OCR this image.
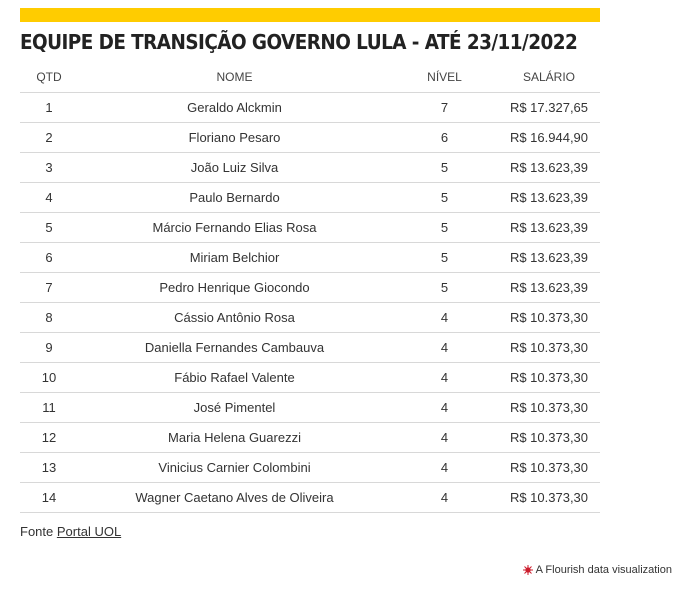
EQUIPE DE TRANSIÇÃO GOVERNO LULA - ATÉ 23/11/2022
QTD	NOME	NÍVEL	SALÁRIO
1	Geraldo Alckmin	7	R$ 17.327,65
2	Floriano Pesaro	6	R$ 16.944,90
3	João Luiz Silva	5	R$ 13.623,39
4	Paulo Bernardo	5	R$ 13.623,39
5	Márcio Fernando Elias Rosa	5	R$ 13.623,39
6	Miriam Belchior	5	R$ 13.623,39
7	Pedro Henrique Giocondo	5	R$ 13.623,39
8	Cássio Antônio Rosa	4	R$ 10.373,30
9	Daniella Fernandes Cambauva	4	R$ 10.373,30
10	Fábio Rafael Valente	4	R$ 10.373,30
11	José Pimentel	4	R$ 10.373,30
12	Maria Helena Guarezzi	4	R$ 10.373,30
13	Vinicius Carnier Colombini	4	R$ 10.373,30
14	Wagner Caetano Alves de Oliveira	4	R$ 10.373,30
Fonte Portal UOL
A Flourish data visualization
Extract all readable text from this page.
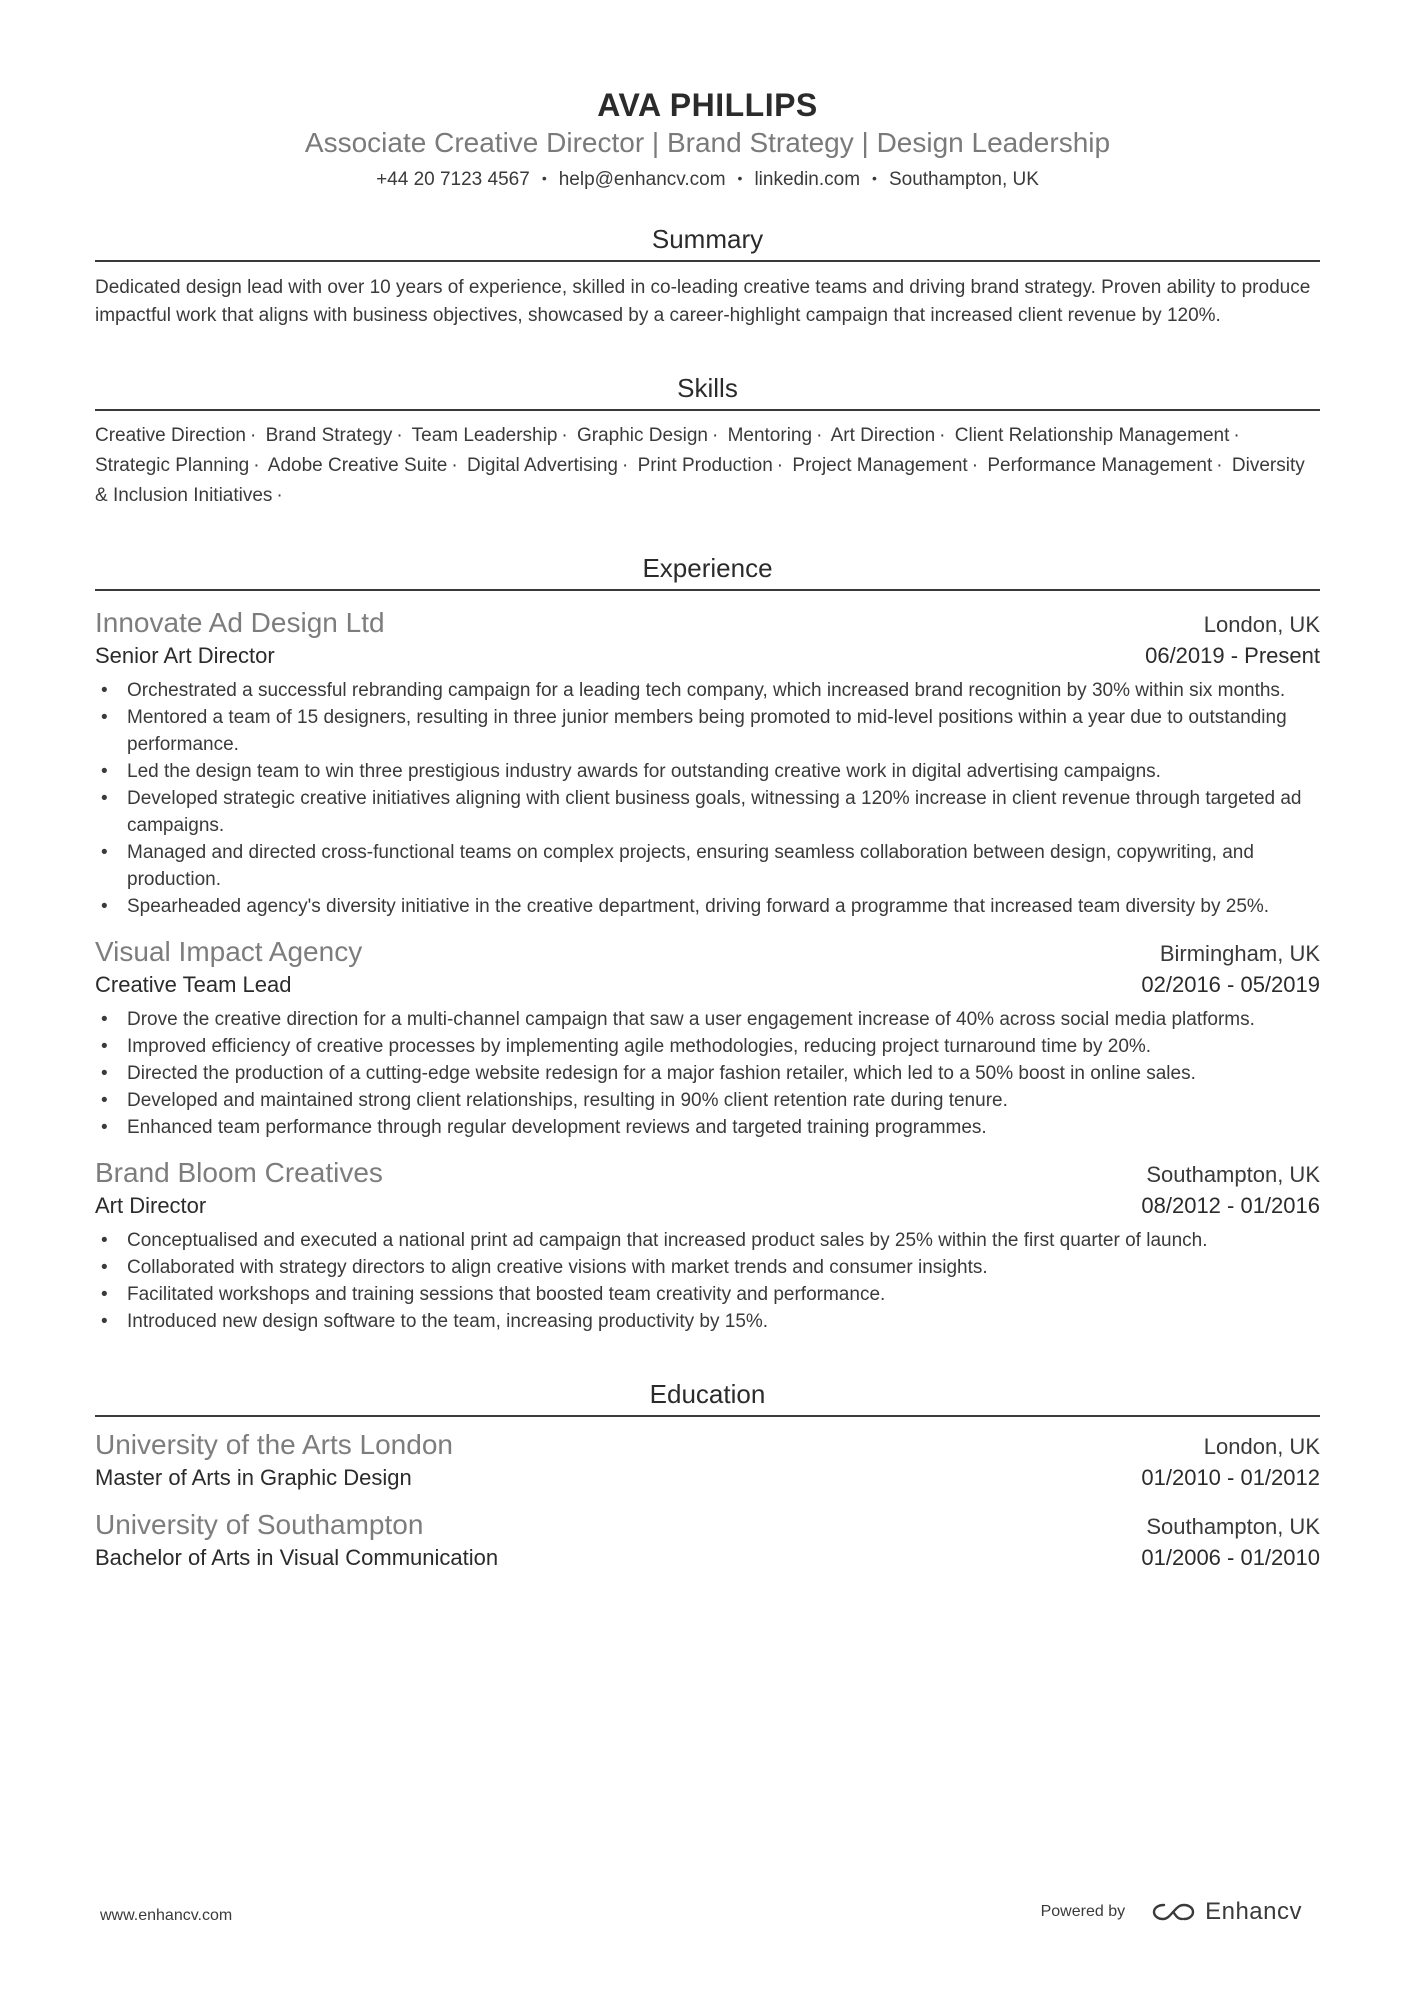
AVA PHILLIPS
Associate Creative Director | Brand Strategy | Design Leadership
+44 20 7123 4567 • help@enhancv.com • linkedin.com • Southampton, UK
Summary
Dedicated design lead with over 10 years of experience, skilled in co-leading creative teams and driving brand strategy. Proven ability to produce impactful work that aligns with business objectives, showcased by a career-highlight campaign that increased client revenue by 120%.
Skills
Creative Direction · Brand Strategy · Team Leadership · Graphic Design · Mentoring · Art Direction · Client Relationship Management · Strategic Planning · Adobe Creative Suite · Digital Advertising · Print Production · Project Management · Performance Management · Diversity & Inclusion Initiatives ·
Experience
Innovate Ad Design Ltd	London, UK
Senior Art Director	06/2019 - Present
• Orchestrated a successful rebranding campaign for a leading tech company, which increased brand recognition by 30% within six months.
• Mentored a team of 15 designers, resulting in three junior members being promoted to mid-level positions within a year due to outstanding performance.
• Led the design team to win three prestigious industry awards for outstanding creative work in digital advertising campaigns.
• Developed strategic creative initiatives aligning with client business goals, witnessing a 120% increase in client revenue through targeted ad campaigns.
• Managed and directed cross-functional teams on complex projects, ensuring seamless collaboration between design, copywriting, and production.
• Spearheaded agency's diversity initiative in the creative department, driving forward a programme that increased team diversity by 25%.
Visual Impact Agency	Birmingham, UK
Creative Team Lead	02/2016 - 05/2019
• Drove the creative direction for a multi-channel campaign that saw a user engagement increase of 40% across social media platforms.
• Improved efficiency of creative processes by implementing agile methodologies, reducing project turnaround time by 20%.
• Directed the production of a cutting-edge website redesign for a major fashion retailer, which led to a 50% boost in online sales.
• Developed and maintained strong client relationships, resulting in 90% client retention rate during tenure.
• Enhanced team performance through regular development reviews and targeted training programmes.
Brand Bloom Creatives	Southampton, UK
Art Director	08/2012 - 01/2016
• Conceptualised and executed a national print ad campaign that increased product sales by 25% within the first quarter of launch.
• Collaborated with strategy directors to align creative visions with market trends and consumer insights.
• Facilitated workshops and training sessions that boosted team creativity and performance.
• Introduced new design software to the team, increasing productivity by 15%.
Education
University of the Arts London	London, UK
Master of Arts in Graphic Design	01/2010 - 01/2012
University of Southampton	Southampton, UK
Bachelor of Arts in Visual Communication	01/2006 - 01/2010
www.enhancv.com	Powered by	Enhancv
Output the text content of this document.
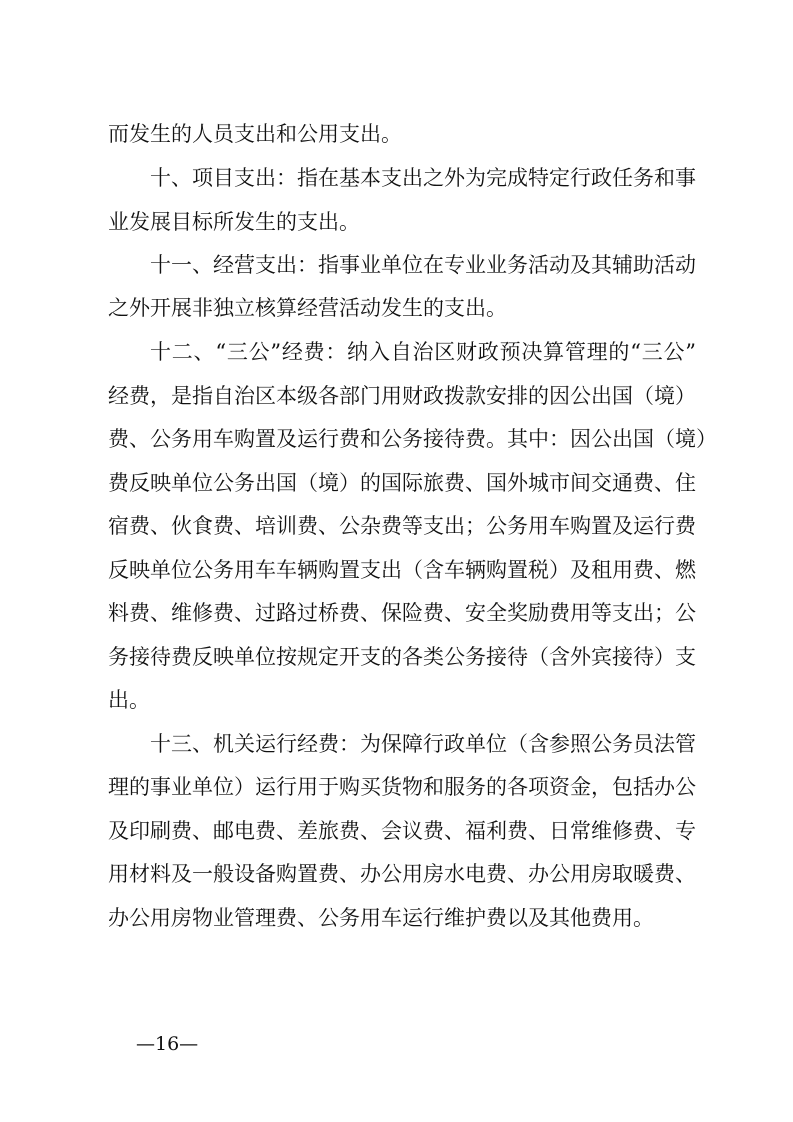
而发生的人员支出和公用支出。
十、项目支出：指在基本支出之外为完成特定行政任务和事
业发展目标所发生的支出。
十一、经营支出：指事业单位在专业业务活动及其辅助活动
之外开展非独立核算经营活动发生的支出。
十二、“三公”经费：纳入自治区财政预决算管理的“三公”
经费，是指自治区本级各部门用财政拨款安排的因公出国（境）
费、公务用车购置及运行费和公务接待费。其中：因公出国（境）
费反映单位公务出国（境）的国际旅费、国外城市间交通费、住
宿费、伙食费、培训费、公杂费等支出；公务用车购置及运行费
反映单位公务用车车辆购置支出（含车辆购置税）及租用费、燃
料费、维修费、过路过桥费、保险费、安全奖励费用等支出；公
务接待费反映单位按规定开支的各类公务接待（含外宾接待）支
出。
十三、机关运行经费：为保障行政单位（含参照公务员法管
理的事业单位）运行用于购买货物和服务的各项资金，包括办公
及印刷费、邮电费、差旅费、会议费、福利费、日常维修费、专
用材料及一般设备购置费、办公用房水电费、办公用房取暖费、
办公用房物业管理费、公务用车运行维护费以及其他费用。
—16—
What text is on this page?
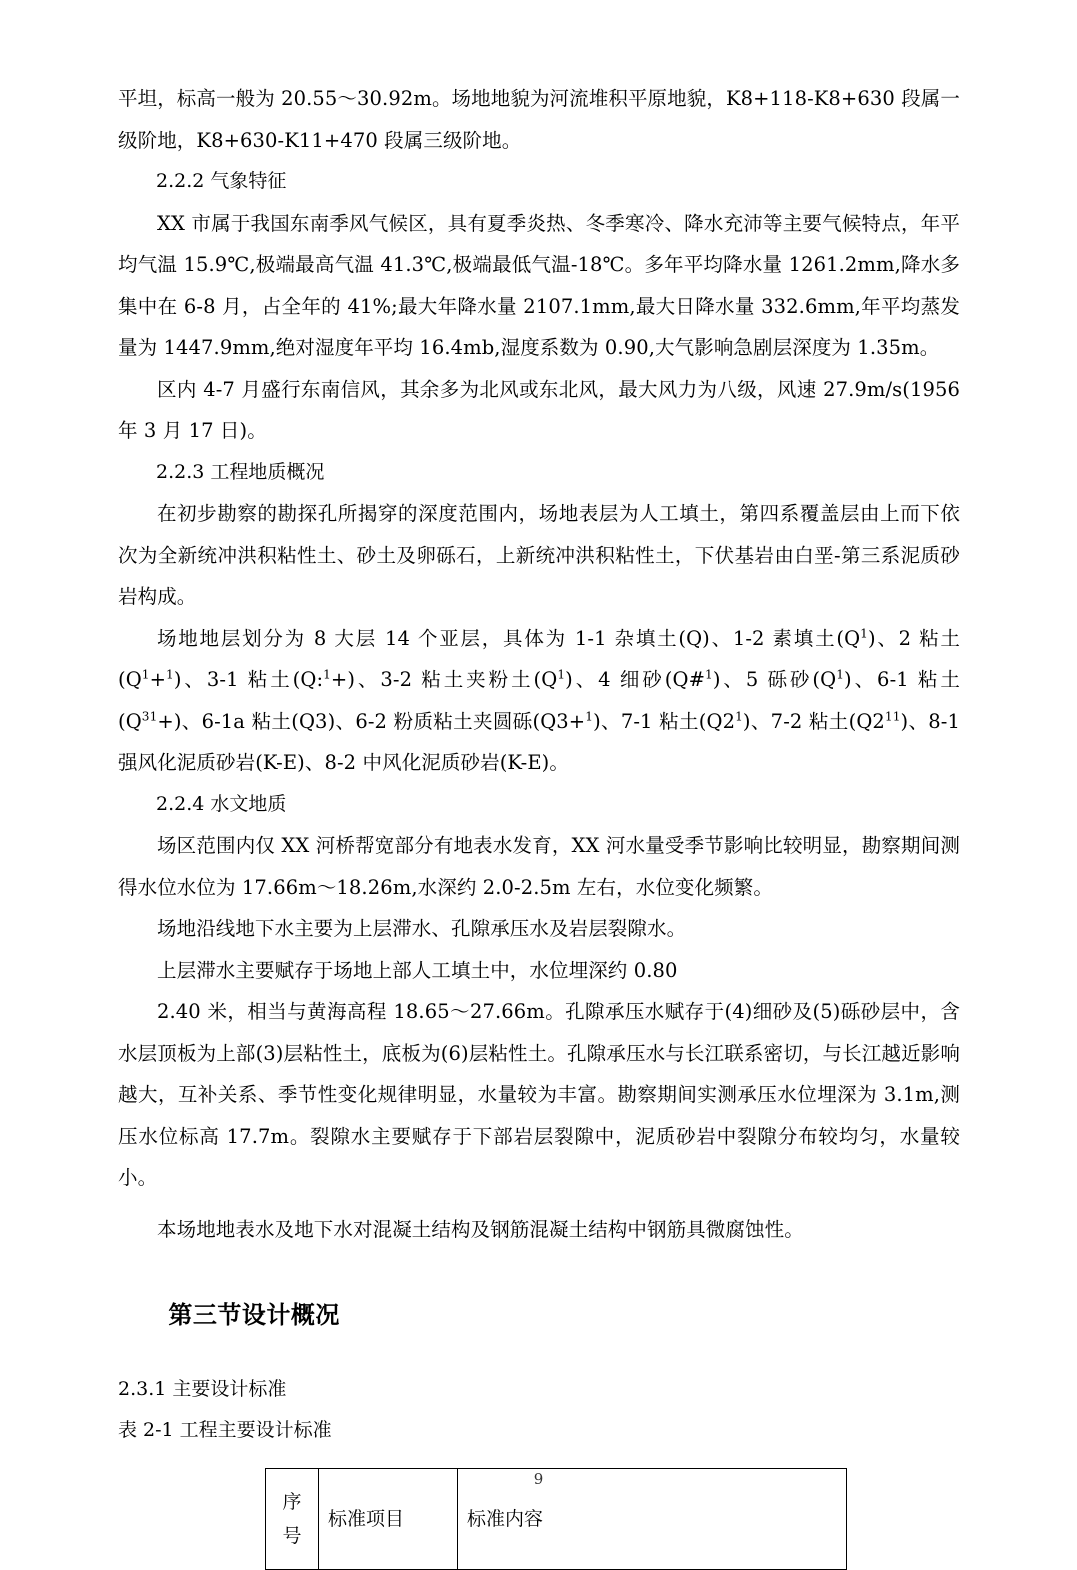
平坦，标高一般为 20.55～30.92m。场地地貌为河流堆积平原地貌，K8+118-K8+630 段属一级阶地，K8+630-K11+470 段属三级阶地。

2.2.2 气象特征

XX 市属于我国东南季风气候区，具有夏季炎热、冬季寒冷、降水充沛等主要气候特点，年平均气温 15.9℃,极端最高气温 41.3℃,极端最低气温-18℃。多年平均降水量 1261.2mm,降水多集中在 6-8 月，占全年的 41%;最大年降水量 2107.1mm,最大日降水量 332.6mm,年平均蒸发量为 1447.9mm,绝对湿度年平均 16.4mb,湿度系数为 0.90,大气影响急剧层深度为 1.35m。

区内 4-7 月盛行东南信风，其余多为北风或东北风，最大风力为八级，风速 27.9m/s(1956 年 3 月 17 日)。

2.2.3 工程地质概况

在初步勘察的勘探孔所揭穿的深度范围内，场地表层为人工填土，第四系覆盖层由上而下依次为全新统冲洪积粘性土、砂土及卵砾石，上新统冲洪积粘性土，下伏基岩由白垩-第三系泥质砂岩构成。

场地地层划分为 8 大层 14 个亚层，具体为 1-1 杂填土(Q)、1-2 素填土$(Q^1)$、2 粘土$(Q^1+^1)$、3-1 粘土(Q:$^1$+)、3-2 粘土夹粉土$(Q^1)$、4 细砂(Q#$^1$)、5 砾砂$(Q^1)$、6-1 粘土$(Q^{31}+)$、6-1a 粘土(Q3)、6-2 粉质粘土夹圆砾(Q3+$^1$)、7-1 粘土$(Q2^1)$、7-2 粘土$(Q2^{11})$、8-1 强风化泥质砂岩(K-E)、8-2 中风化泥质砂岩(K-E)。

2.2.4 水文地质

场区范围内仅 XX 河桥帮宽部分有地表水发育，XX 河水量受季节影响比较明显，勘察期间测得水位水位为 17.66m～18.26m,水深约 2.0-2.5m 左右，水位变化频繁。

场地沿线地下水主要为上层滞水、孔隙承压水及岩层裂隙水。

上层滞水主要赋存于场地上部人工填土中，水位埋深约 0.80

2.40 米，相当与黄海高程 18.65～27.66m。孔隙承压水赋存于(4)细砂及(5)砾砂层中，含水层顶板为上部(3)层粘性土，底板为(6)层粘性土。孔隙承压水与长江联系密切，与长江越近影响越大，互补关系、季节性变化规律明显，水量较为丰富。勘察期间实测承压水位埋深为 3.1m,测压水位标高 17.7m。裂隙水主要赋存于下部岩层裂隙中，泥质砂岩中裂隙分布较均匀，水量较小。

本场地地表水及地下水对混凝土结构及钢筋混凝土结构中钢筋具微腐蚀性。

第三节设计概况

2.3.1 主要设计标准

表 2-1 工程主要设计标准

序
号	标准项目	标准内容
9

----

EXERCISE OBJECTIVE » Only the number is required: the count of lines containing the word "targeted".

CORRECT RESULT » 2